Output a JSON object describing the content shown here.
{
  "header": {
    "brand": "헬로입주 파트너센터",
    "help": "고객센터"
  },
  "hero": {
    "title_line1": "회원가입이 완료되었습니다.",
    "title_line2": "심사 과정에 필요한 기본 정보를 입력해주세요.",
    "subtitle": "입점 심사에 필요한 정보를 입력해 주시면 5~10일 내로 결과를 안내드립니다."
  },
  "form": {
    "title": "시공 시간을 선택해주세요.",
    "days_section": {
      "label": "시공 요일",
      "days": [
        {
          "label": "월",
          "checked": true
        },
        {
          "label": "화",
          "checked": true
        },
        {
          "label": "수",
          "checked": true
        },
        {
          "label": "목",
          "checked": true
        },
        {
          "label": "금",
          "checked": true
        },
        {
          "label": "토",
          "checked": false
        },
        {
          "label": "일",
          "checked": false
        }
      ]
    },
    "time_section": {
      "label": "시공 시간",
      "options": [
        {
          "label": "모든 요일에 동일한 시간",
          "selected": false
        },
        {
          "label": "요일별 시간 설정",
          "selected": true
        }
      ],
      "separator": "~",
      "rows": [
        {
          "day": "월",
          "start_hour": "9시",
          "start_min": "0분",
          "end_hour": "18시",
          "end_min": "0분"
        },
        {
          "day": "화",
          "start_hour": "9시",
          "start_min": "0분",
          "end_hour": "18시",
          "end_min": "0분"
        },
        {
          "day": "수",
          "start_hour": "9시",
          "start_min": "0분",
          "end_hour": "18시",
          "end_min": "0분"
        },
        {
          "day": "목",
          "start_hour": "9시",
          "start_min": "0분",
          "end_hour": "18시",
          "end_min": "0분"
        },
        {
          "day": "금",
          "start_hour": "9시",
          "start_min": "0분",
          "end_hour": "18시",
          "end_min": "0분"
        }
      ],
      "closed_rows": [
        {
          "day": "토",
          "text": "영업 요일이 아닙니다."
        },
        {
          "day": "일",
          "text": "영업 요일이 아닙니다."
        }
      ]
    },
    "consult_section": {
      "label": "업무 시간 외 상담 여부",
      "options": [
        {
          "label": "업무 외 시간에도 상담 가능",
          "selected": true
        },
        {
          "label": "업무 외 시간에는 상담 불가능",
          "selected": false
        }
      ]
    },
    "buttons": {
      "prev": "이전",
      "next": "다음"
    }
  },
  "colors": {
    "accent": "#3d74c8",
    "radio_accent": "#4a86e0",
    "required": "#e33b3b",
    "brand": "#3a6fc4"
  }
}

* * *

STATED GOAL. Copy out each record from above, exactly.

TASK RESPONSE.
Output a JSON object describing the content shown here.
{
  "header": {
    "brand": "헬로입주 파트너센터",
    "help": "고객센터"
  },
  "hero": {
    "title_line1": "회원가입이 완료되었습니다.",
    "title_line2": "심사 과정에 필요한 기본 정보를 입력해주세요.",
    "subtitle": "입점 심사에 필요한 정보를 입력해 주시면 5~10일 내로 결과를 안내드립니다."
  },
  "form": {
    "title": "시공 시간을 선택해주세요.",
    "days_section": {
      "label": "시공 요일",
      "days": [
        {
          "label": "월",
          "checked": true
        },
        {
          "label": "화",
          "checked": true
        },
        {
          "label": "수",
          "checked": true
        },
        {
          "label": "목",
          "checked": true
        },
        {
          "label": "금",
          "checked": true
        },
        {
          "label": "토",
          "checked": false
        },
        {
          "label": "일",
          "checked": false
        }
      ]
    },
    "time_section": {
      "label": "시공 시간",
      "options": [
        {
          "label": "모든 요일에 동일한 시간",
          "selected": false
        },
        {
          "label": "요일별 시간 설정",
          "selected": true
        }
      ],
      "separator": "~",
      "rows": [
        {
          "day": "월",
          "start_hour": "9시",
          "start_min": "0분",
          "end_hour": "18시",
          "end_min": "0분"
        },
        {
          "day": "화",
          "start_hour": "9시",
          "start_min": "0분",
          "end_hour": "18시",
          "end_min": "0분"
        },
        {
          "day": "수",
          "start_hour": "9시",
          "start_min": "0분",
          "end_hour": "18시",
          "end_min": "0분"
        },
        {
          "day": "목",
          "start_hour": "9시",
          "start_min": "0분",
          "end_hour": "18시",
          "end_min": "0분"
        },
        {
          "day": "금",
          "start_hour": "9시",
          "start_min": "0분",
          "end_hour": "18시",
          "end_min": "0분"
        }
      ],
      "closed_rows": [
        {
          "day": "토",
          "text": "영업 요일이 아닙니다."
        },
        {
          "day": "일",
          "text": "영업 요일이 아닙니다."
        }
      ]
    },
    "consult_section": {
      "label": "업무 시간 외 상담 여부",
      "options": [
        {
          "label": "업무 외 시간에도 상담 가능",
          "selected": true
        },
        {
          "label": "업무 외 시간에는 상담 불가능",
          "selected": false
        }
      ]
    },
    "buttons": {
      "prev": "이전",
      "next": "다음"
    }
  },
  "colors": {
    "accent": "#3d74c8",
    "radio_accent": "#4a86e0",
    "required": "#e33b3b",
    "brand": "#3a6fc4"
  }
}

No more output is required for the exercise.